Excerpt to read:
--*--

LONDON: Saudi Arabia has a justified case in complaining to FIFA over the “politicization” of the World Cup by the Qatari broadcaster BeIN Sports, a prominent TV analyst has said.
A flurry of comments by hosts and pundits aired on BeIN’s Arabic station prompted the Saudi Arabian Football Federation to complain to FIFA this week, saying the broadcaster was using the football tournament to spread political messages aimed at insulting Saudi Arabia and its leaders.
In its complaint, the federation called on FIFA to take severe sanctions against the Qatari channel and to abolish the rights granted to the network.
One BeIN commentator accused Saudi Arabia of “selling out the Palestinian cause,” while a Doha-based international footballer invited on the channel was allowed to call for an end to the year-long boycott of Qatar by neighbors Saudi Arabia, the UAE, Egypt and Bahrain.
Constantinos Papavassilopoulos, principal TV research analyst at IHS Markit Technology, said that politicized coverage was expressly forbidden by world football’s governing body as well as the Union of European Football Associations (UEFA).
“FIFA and UEFA forbid the transmission of political messages during football matches for which they control the rights. It’s not only comments by the broadcasters — but even banners; everything (political) is forbidden,” the analyst told Arab News.
“So messages about Palestine, about political things, are not allowed.”

--*--

Challenge:
Answer these questions using the article about the Saudi complaint against BeIN Sports.
(a) Besides severe sanctions against the channel, what did the Saudi Arabian Football Federation ask FIFA to do?
(b) Which four countries are named as taking part in the boycott of Qatar?
(c) What is Constantinos Papavassilopoulos's position, and at which company?
The items here aren't needed for anything.

Dataset excerpt:
--*--

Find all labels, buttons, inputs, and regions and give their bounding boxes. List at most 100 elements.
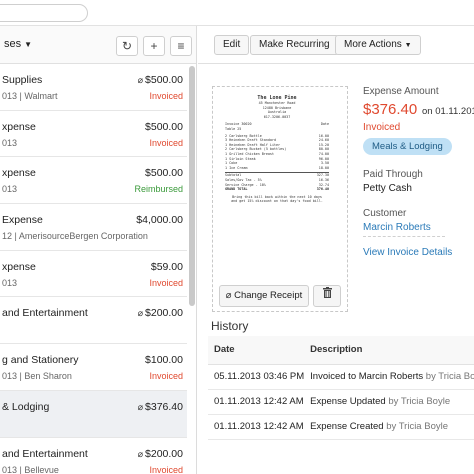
change-receipt-button[interactable]: ⌀ Change Receipt [219, 285, 309, 307]
expense-category: & Lodging [2, 400, 50, 413]
history-title: History [211, 319, 249, 333]
receipt-grand-label: GRAND TOTAL [225, 187, 248, 192]
expense-category: g and Stationery [2, 354, 79, 367]
history-author: by Tricia Boyle [386, 421, 448, 432]
list-item[interactable]: and Entertainment ⌀ $200.00 [0, 297, 187, 345]
history-description-cell: Expense Created by Tricia Boyle [304, 414, 474, 440]
receipt-footer-2: and get 15% discount on that day's food … [231, 199, 323, 204]
status-badge: Reimbursed [134, 184, 183, 195]
receipt-preview: The Lone Pine 45 Manchester Road 12480 B… [212, 86, 348, 312]
list-scrollbar[interactable] [189, 66, 195, 306]
paperclip-icon: ⌀ [225, 290, 232, 301]
more-actions-label: More Actions [344, 39, 402, 50]
search-input[interactable] [0, 4, 88, 22]
expense-category: xpense [2, 167, 36, 180]
expense-category: Expense [2, 214, 43, 227]
hamburger-icon: ≡ [177, 39, 185, 53]
status-badge: Invoiced [149, 371, 183, 382]
list-view-selector[interactable]: ses ▼ [4, 38, 32, 50]
more-actions-button[interactable]: More Actions ▼ [335, 35, 421, 55]
history-row: 05.11.2013 03:46 PM Invoiced to Marcin Ro… [208, 364, 474, 390]
history-row: 01.11.2013 12:42 AM Expense Updated by Tr… [208, 389, 474, 415]
plus-icon: + [150, 39, 158, 53]
expense-amount-cell: ⌀ $200.00 [138, 307, 183, 319]
expense-amount-cell: ⌀ $376.40 [138, 401, 183, 413]
paperclip-icon: ⌀ [137, 448, 144, 459]
expense-amount-cell: $500.00 [145, 121, 183, 133]
list-item[interactable]: Supplies 013 | Walmart ⌀ $500.00 Invoiced [0, 64, 187, 111]
expense-amount-value: $4,000.00 [136, 214, 183, 227]
expense-meta: 013 [2, 184, 18, 195]
list-view-title: ses [4, 38, 22, 50]
status-badge: Invoiced [149, 277, 183, 288]
receipt-lines: 2 Carlsberg Bottle 16.00 3 Heineken Draft … [225, 134, 329, 171]
add-expense-button[interactable]: + [143, 36, 165, 56]
list-item[interactable]: and Entertainment 013 | Bellevue ⌀ $200.00 I… [0, 438, 187, 474]
change-receipt-label: Change Receipt [234, 290, 303, 301]
expense-category: xpense [2, 260, 36, 273]
expense-amount-cell: $500.00 [145, 167, 183, 179]
expense-amount-label: Expense Amount [363, 86, 439, 97]
receipt-image[interactable]: The Lone Pine 45 Manchester Road 12480 B… [225, 95, 329, 245]
list-header: ses ▼ ↻ + ≡ [0, 26, 196, 64]
expense-amount-value: $59.00 [150, 260, 183, 273]
status-label: Invoiced [363, 122, 401, 133]
receipt-phone: 617-3206-0037 [263, 114, 291, 119]
history-header-row: Date Description [208, 336, 474, 365]
detail-toolbar: Edit Make Recurring More Actions ▼ [198, 26, 474, 64]
make-recurring-button[interactable]: Make Recurring [250, 35, 339, 55]
refresh-icon: ↻ [121, 39, 133, 53]
paperclip-icon: ⌀ [137, 308, 144, 319]
history-description-cell: Expense Updated by Tricia Boyle [304, 389, 474, 415]
receipt-line-price: 18.00 [318, 165, 329, 170]
expense-amount-value: $200.00 [145, 307, 183, 320]
expense-amount-cell: $59.00 [151, 261, 183, 273]
status-badge: Invoiced [149, 91, 183, 101]
expense-meta: 013 | Ben Sharon [2, 371, 72, 382]
list-item[interactable]: xpense 013 $500.00 Reimbursed [0, 157, 187, 205]
list-item[interactable]: g and Stationery 013 | Ben Sharon $100.00 I… [0, 344, 187, 391]
customer-link[interactable]: Marcin Roberts [363, 222, 474, 233]
receipt-grand: 376.40 [316, 187, 329, 192]
expense-date: on 01.11.2013 [422, 106, 474, 117]
receipt-table: Table 25 [225, 126, 242, 131]
expense-detail-pane: Edit Make Recurring More Actions ▼ The L… [198, 26, 474, 474]
edit-button[interactable]: Edit [214, 35, 250, 55]
expense-amount-value: $500.00 [145, 167, 183, 180]
refresh-button[interactable]: ↻ [116, 36, 138, 56]
expense-meta: 013 [2, 137, 18, 148]
list-item[interactable]: Expense 12 | AmerisourceBergen Corporatio… [0, 204, 187, 251]
expense-amount-cell: ⌀ $500.00 [138, 74, 183, 86]
expense-category: and Entertainment [2, 307, 88, 320]
list-item[interactable]: xpense 013 $59.00 Invoiced [0, 251, 187, 298]
expense-amount-value: $200.00 [145, 447, 183, 460]
receipt-actions: ⌀ Change Receipt [219, 285, 341, 309]
list-item[interactable]: & Lodging ⌀ $376.40 [0, 390, 187, 438]
expense-amount-value: $500.00 [145, 120, 183, 133]
history-author: by Tricia Boyle [425, 371, 474, 382]
expense-meta: 013 [2, 277, 18, 288]
paperclip-icon: ⌀ [137, 401, 144, 412]
category-badge: Meals & Lodging [363, 138, 452, 155]
list-item[interactable]: xpense 013 $500.00 Invoiced [0, 111, 187, 158]
menu-button[interactable]: ≡ [170, 36, 192, 56]
history-description-cell: Invoiced to Marcin Roberts by Tricia Boy… [304, 364, 474, 390]
history-col-description: Description [304, 336, 474, 365]
expense-list-pane: ses ▼ ↻ + ≡ Supplies 013 | Walmart ⌀ $500.00… [0, 26, 197, 474]
expense-amount-cell: $4,000.00 [136, 214, 183, 226]
receipt-date: Date [320, 122, 329, 127]
status-badge: Invoiced [149, 464, 183, 474]
view-invoice-details-link[interactable]: View Invoice Details [363, 247, 474, 258]
delete-receipt-button[interactable] [313, 285, 341, 307]
expense-category: and Entertainment [2, 447, 88, 460]
expense-meta: 013 | Walmart [2, 91, 58, 101]
expense-amount-cell: $100.00 [145, 354, 183, 366]
expense-amount-cell: ⌀ $200.00 [138, 448, 183, 460]
expense-amount-value: $376.40 [145, 400, 183, 413]
history-date: 05.11.2013 03:46 PM [208, 364, 305, 390]
receipt-line-item: 1 Ice Cream [225, 165, 248, 170]
paid-through-label: Paid Through [363, 169, 423, 180]
caret-down-icon: ▼ [24, 40, 33, 49]
expense-amount-value: $100.00 [145, 354, 183, 367]
trash-icon [322, 287, 332, 298]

--*--

Result of the task:
(a) It asked FIFA to abolish the rights granted to the network.
(b) Saudi Arabia, the UAE, Egypt and Bahrain.
(c) He is principal TV research analyst at IHS Markit Technology.